■ **REQUIRED TASK**: All of the data that follows should be retyped exactly, please, except the pictures.

* * *

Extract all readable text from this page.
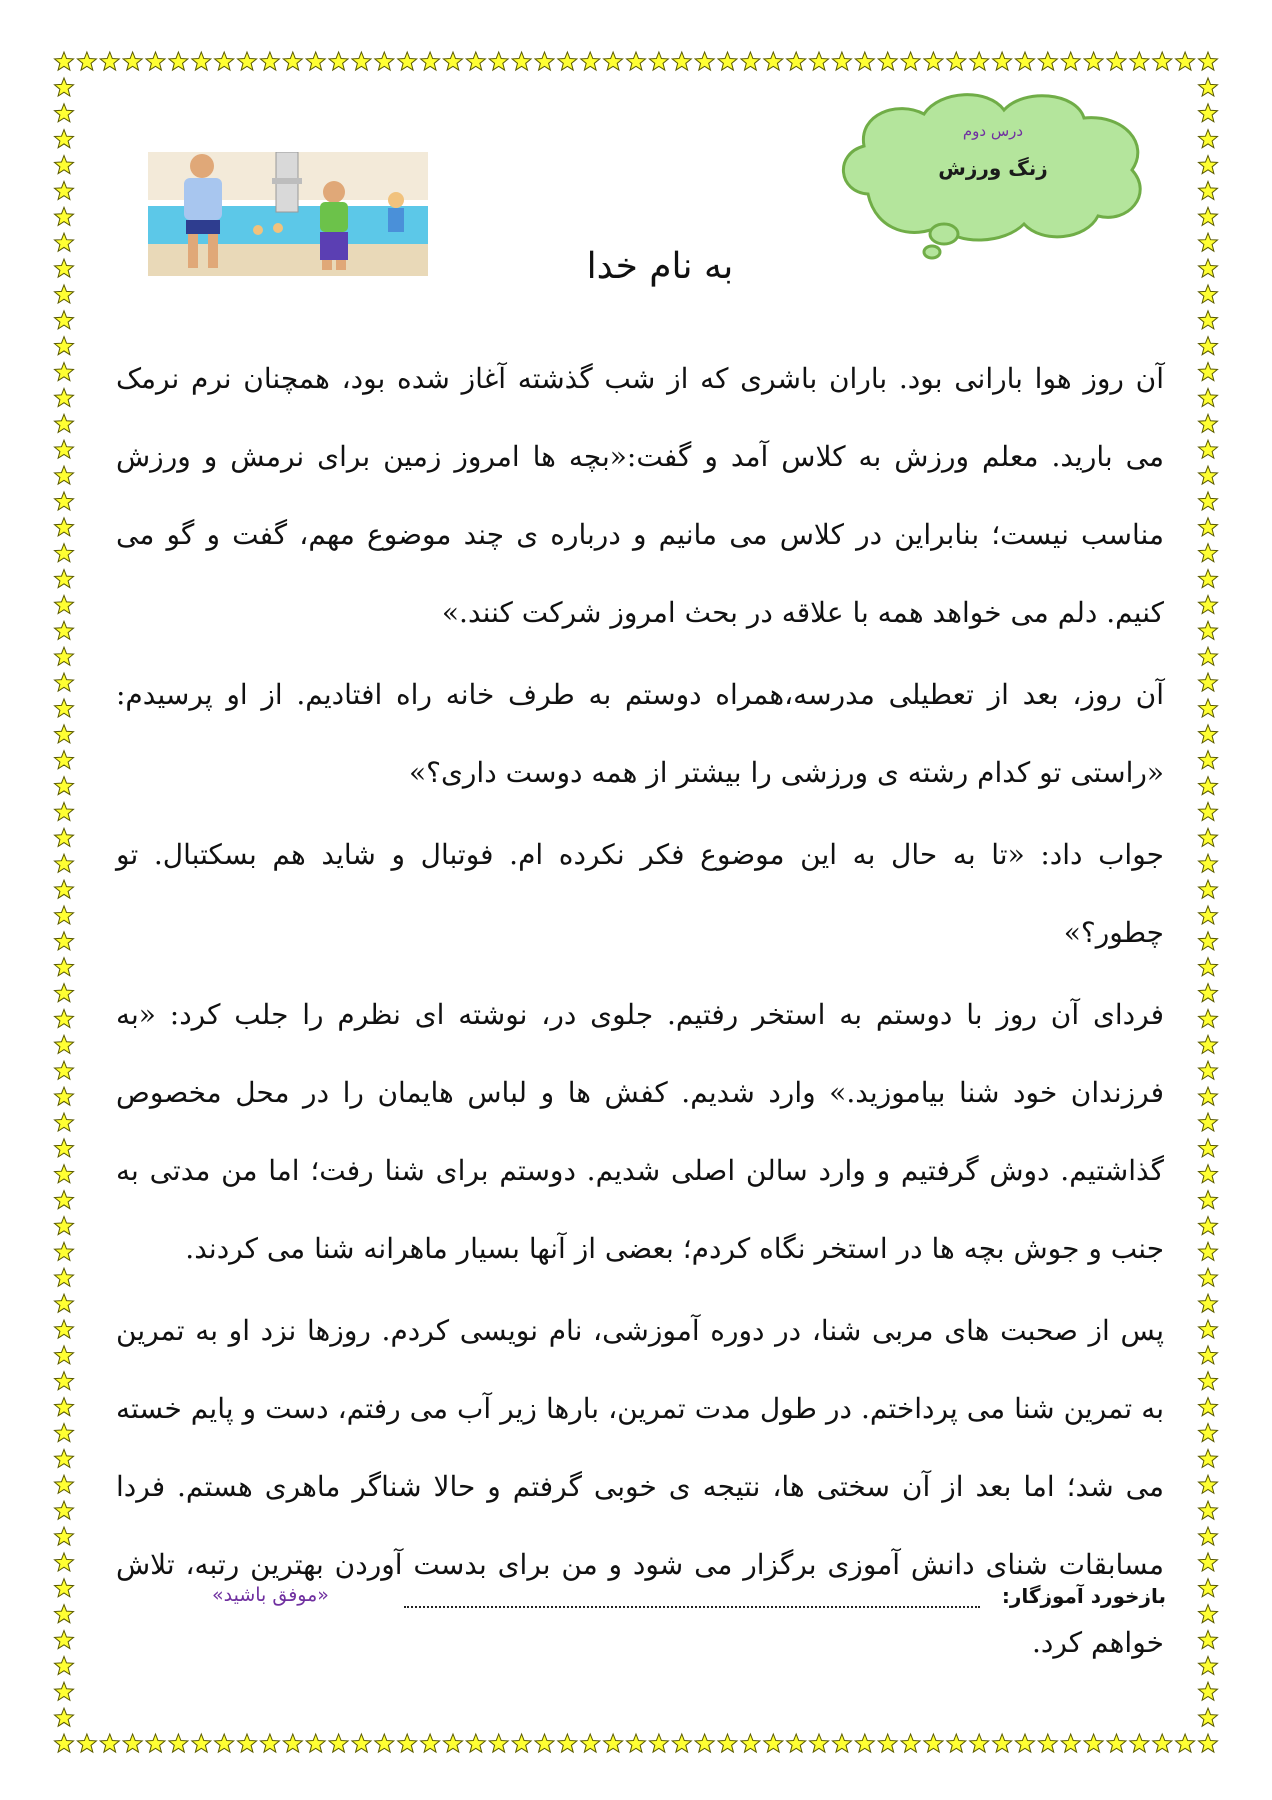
درس دوم
زنگ ورزش
به نام خدا

آن روز هوا بارانی بود. باران باشری که از شب گذشته آغاز شده بود، همچنان نرم نرمک می بارید. معلم ورزش به کلاس آمد و گفت:«بچه ها امروز زمین برای نرمش و ورزش مناسب نیست؛ بنابراین در کلاس می مانیم و درباره ی چند موضوع مهم، گفت و گو می کنیم. دلم می خواهد همه با علاقه در بحث امروز شرکت کنند.»

آن روز، بعد از تعطیلی مدرسه،همراه دوستم به طرف خانه راه افتادیم. از او پرسیدم: «راستی تو کدام رشته ی ورزشی را بیشتر از همه دوست داری؟»

جواب داد: «تا به حال به این موضوع فکر نکرده ام. فوتبال و شاید هم بسکتبال. تو چطور؟»

فردای آن روز با دوستم به استخر رفتیم. جلوی در، نوشته ای نظرم را جلب کرد: «به فرزندان خود شنا بیاموزید.» وارد شدیم. کفش ها و لباس هایمان را در محل مخصوص گذاشتیم. دوش گرفتیم و وارد سالن اصلی شدیم. دوستم برای شنا رفت؛ اما من مدتی به جنب و جوش بچه ها در استخر نگاه کردم؛ بعضی از آنها بسیار ماهرانه شنا می کردند.

پس از صحبت های مربی شنا، در دوره آموزشی، نام نویسی کردم. روزها نزد او به تمرین به تمرین شنا می پرداختم. در طول مدت تمرین، بارها زیر آب می رفتم، دست و پایم خسته می شد؛ اما بعد از آن سختی ها، نتیجه ی خوبی گرفتم و حالا شناگر ماهری هستم. فردا مسابقات شنای دانش آموزی برگزار می شود و من برای بدست آوردن بهترین رتبه، تلاش خواهم کرد.

بازخورد آموزگار:
«موفق باشید»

* * *

■ **FULL SOLUTION**:
Extract all readable text from this page.
درس دوم
زنگ ورزش
به نام خدا

آن روز هوا بارانی بود. باران باشری که از شب گذشته آغاز شده بود، همچنان نرم نرمک می بارید. معلم ورزش به کلاس آمد و گفت:«بچه ها امروز زمین برای نرمش و ورزش مناسب نیست؛ بنابراین در کلاس می مانیم و درباره ی چند موضوع مهم، گفت و گو می کنیم. دلم می خواهد همه با علاقه در بحث امروز شرکت کنند.»

آن روز، بعد از تعطیلی مدرسه،همراه دوستم به طرف خانه راه افتادیم. از او پرسیدم: «راستی تو کدام رشته ی ورزشی را بیشتر از همه دوست داری؟»

جواب داد: «تا به حال به این موضوع فکر نکرده ام. فوتبال و شاید هم بسکتبال. تو چطور؟»

فردای آن روز با دوستم به استخر رفتیم. جلوی در، نوشته ای نظرم را جلب کرد: «به فرزندان خود شنا بیاموزید.» وارد شدیم. کفش ها و لباس هایمان را در محل مخصوص گذاشتیم. دوش گرفتیم و وارد سالن اصلی شدیم. دوستم برای شنا رفت؛ اما من مدتی به جنب و جوش بچه ها در استخر نگاه کردم؛ بعضی از آنها بسیار ماهرانه شنا می کردند.

پس از صحبت های مربی شنا، در دوره آموزشی، نام نویسی کردم. روزها نزد او به تمرین به تمرین شنا می پرداختم. در طول مدت تمرین، بارها زیر آب می رفتم، دست و پایم خسته می شد؛ اما بعد از آن سختی ها، نتیجه ی خوبی گرفتم و حالا شناگر ماهری هستم. فردا مسابقات شنای دانش آموزی برگزار می شود و من برای بدست آوردن بهترین رتبه، تلاش خواهم کرد.

بازخورد آموزگار:
«موفق باشید»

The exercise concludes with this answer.